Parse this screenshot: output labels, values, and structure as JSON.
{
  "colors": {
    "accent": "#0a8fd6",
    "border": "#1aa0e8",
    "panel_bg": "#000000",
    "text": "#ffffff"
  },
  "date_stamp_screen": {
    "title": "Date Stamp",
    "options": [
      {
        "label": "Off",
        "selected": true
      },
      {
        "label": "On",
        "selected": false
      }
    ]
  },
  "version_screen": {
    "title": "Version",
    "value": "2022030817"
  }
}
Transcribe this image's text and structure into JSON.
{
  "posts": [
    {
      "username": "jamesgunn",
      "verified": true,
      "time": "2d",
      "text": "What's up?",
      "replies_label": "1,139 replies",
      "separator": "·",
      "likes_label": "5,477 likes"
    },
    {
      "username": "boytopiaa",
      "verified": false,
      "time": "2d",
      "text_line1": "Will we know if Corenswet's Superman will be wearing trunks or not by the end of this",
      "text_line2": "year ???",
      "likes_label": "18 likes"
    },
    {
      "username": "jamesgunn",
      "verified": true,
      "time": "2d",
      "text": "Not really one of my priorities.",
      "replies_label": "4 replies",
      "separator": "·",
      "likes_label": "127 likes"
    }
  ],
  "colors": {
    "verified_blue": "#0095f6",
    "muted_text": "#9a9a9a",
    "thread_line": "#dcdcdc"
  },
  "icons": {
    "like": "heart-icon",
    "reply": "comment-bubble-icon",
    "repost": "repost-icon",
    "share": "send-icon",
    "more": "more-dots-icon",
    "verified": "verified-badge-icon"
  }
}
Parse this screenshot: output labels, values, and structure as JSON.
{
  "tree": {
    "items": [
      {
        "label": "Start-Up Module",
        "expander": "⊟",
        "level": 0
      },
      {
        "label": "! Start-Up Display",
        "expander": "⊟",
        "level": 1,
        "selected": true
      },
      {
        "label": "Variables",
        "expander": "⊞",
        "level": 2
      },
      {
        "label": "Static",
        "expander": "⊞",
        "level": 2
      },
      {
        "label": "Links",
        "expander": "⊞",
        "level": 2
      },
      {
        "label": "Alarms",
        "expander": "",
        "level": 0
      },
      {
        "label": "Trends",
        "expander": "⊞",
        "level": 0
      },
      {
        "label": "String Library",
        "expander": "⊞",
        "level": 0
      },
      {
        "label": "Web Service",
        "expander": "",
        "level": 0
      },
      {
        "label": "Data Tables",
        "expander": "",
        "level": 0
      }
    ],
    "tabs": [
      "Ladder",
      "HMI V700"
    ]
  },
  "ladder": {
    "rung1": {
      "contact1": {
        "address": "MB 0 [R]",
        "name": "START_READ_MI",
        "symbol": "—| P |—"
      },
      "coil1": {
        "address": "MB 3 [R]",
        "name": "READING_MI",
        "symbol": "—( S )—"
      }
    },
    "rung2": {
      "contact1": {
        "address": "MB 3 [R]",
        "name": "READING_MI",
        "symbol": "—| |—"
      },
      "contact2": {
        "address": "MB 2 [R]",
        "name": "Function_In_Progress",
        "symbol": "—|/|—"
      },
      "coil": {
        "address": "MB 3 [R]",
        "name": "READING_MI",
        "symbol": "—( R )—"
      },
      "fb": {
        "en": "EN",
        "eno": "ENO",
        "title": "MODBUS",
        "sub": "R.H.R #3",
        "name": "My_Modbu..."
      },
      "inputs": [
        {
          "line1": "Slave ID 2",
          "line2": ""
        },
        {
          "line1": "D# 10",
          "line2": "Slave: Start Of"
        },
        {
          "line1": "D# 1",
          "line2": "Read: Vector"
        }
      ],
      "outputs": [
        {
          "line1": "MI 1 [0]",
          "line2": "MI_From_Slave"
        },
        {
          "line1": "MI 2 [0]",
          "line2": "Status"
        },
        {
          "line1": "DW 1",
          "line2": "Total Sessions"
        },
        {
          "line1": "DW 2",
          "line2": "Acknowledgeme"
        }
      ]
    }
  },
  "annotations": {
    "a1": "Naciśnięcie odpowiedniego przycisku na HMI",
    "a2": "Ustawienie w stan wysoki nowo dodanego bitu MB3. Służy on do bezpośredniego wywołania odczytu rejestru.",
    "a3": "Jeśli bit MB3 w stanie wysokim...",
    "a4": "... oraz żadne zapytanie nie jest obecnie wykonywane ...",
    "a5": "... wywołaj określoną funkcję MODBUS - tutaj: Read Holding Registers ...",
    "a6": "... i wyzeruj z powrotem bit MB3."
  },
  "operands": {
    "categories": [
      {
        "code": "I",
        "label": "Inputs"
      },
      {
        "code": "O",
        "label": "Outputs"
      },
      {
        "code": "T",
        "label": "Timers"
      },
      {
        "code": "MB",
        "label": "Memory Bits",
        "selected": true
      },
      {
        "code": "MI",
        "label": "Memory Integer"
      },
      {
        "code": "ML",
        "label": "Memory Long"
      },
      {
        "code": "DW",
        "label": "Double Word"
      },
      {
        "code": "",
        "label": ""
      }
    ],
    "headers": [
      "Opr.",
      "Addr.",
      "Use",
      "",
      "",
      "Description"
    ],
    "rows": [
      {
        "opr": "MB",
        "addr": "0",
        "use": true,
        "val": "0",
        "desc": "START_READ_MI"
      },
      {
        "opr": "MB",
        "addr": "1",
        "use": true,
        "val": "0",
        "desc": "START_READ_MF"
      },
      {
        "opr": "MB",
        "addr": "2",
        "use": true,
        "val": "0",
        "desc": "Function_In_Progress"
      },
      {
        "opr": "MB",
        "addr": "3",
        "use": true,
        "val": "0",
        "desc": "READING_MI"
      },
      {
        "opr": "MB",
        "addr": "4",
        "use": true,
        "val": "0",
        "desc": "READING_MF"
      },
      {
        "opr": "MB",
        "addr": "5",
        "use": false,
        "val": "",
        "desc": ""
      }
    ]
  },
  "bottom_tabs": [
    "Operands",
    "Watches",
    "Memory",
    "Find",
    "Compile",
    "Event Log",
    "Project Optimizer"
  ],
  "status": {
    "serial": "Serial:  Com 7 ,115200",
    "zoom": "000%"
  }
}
*****
**Problem requirements**
Each record above should be output again exactly.

**Task result**
Parse this screenshot: output labels, values, and structure as JSON.
{
  "colors": {
    "accent": "#0a8fd6",
    "border": "#1aa0e8",
    "panel_bg": "#000000",
    "text": "#ffffff"
  },
  "date_stamp_screen": {
    "title": "Date Stamp",
    "options": [
      {
        "label": "Off",
        "selected": true
      },
      {
        "label": "On",
        "selected": false
      }
    ]
  },
  "version_screen": {
    "title": "Version",
    "value": "2022030817"
  }
}
Transcribe this image's text and structure into JSON.
{
  "posts": [
    {
      "username": "jamesgunn",
      "verified": true,
      "time": "2d",
      "text": "What's up?",
      "replies_label": "1,139 replies",
      "separator": "·",
      "likes_label": "5,477 likes"
    },
    {
      "username": "boytopiaa",
      "verified": false,
      "time": "2d",
      "text_line1": "Will we know if Corenswet's Superman will be wearing trunks or not by the end of this",
      "text_line2": "year ???",
      "likes_label": "18 likes"
    },
    {
      "username": "jamesgunn",
      "verified": true,
      "time": "2d",
      "text": "Not really one of my priorities.",
      "replies_label": "4 replies",
      "separator": "·",
      "likes_label": "127 likes"
    }
  ],
  "colors": {
    "verified_blue": "#0095f6",
    "muted_text": "#9a9a9a",
    "thread_line": "#dcdcdc"
  },
  "icons": {
    "like": "heart-icon",
    "reply": "comment-bubble-icon",
    "repost": "repost-icon",
    "share": "send-icon",
    "more": "more-dots-icon",
    "verified": "verified-badge-icon"
  }
}
Parse this screenshot: output labels, values, and structure as JSON.
{
  "tree": {
    "items": [
      {
        "label": "Start-Up Module",
        "expander": "⊟",
        "level": 0
      },
      {
        "label": "! Start-Up Display",
        "expander": "⊟",
        "level": 1,
        "selected": true
      },
      {
        "label": "Variables",
        "expander": "⊞",
        "level": 2
      },
      {
        "label": "Static",
        "expander": "⊞",
        "level": 2
      },
      {
        "label": "Links",
        "expander": "⊞",
        "level": 2
      },
      {
        "label": "Alarms",
        "expander": "",
        "level": 0
      },
      {
        "label": "Trends",
        "expander": "⊞",
        "level": 0
      },
      {
        "label": "String Library",
        "expander": "⊞",
        "level": 0
      },
      {
        "label": "Web Service",
        "expander": "",
        "level": 0
      },
      {
        "label": "Data Tables",
        "expander": "",
        "level": 0
      }
    ],
    "tabs": [
      "Ladder",
      "HMI V700"
    ]
  },
  "ladder": {
    "rung1": {
      "contact1": {
        "address": "MB 0 [R]",
        "name": "START_READ_MI",
        "symbol": "—| P |—"
      },
      "coil1": {
        "address": "MB 3 [R]",
        "name": "READING_MI",
        "symbol": "—( S )—"
      }
    },
    "rung2": {
      "contact1": {
        "address": "MB 3 [R]",
        "name": "READING_MI",
        "symbol": "—| |—"
      },
      "contact2": {
        "address": "MB 2 [R]",
        "name": "Function_In_Progress",
        "symbol": "—|/|—"
      },
      "coil": {
        "address": "MB 3 [R]",
        "name": "READING_MI",
        "symbol": "—( R )—"
      },
      "fb": {
        "en": "EN",
        "eno": "ENO",
        "title": "MODBUS",
        "sub": "R.H.R #3",
        "name": "My_Modbu..."
      },
      "inputs": [
        {
          "line1": "Slave ID 2",
          "line2": ""
        },
        {
          "line1": "D# 10",
          "line2": "Slave: Start Of"
        },
        {
          "line1": "D# 1",
          "line2": "Read: Vector"
        }
      ],
      "outputs": [
        {
          "line1": "MI 1 [0]",
          "line2": "MI_From_Slave"
        },
        {
          "line1": "MI 2 [0]",
          "line2": "Status"
        },
        {
          "line1": "DW 1",
          "line2": "Total Sessions"
        },
        {
          "line1": "DW 2",
          "line2": "Acknowledgeme"
        }
      ]
    }
  },
  "annotations": {
    "a1": "Naciśnięcie odpowiedniego przycisku na HMI",
    "a2": "Ustawienie w stan wysoki nowo dodanego bitu MB3. Służy on do bezpośredniego wywołania odczytu rejestru.",
    "a3": "Jeśli bit MB3 w stanie wysokim...",
    "a4": "... oraz żadne zapytanie nie jest obecnie wykonywane ...",
    "a5": "... wywołaj określoną funkcję MODBUS - tutaj: Read Holding Registers ...",
    "a6": "... i wyzeruj z powrotem bit MB3."
  },
  "operands": {
    "categories": [
      {
        "code": "I",
        "label": "Inputs"
      },
      {
        "code": "O",
        "label": "Outputs"
      },
      {
        "code": "T",
        "label": "Timers"
      },
      {
        "code": "MB",
        "label": "Memory Bits",
        "selected": true
      },
      {
        "code": "MI",
        "label": "Memory Integer"
      },
      {
        "code": "ML",
        "label": "Memory Long"
      },
      {
        "code": "DW",
        "label": "Double Word"
      },
      {
        "code": "",
        "label": ""
      }
    ],
    "headers": [
      "Opr.",
      "Addr.",
      "Use",
      "",
      "",
      "Description"
    ],
    "rows": [
      {
        "opr": "MB",
        "addr": "0",
        "use": true,
        "val": "0",
        "desc": "START_READ_MI"
      },
      {
        "opr": "MB",
        "addr": "1",
        "use": true,
        "val": "0",
        "desc": "START_READ_MF"
      },
      {
        "opr": "MB",
        "addr": "2",
        "use": true,
        "val": "0",
        "desc": "Function_In_Progress"
      },
      {
        "opr": "MB",
        "addr": "3",
        "use": true,
        "val": "0",
        "desc": "READING_MI"
      },
      {
        "opr": "MB",
        "addr": "4",
        "use": true,
        "val": "0",
        "desc": "READING_MF"
      },
      {
        "opr": "MB",
        "addr": "5",
        "use": false,
        "val": "",
        "desc": ""
      }
    ]
  },
  "bottom_tabs": [
    "Operands",
    "Watches",
    "Memory",
    "Find",
    "Compile",
    "Event Log",
    "Project Optimizer"
  ],
  "status": {
    "serial": "Serial:  Com 7 ,115200",
    "zoom": "000%"
  }
}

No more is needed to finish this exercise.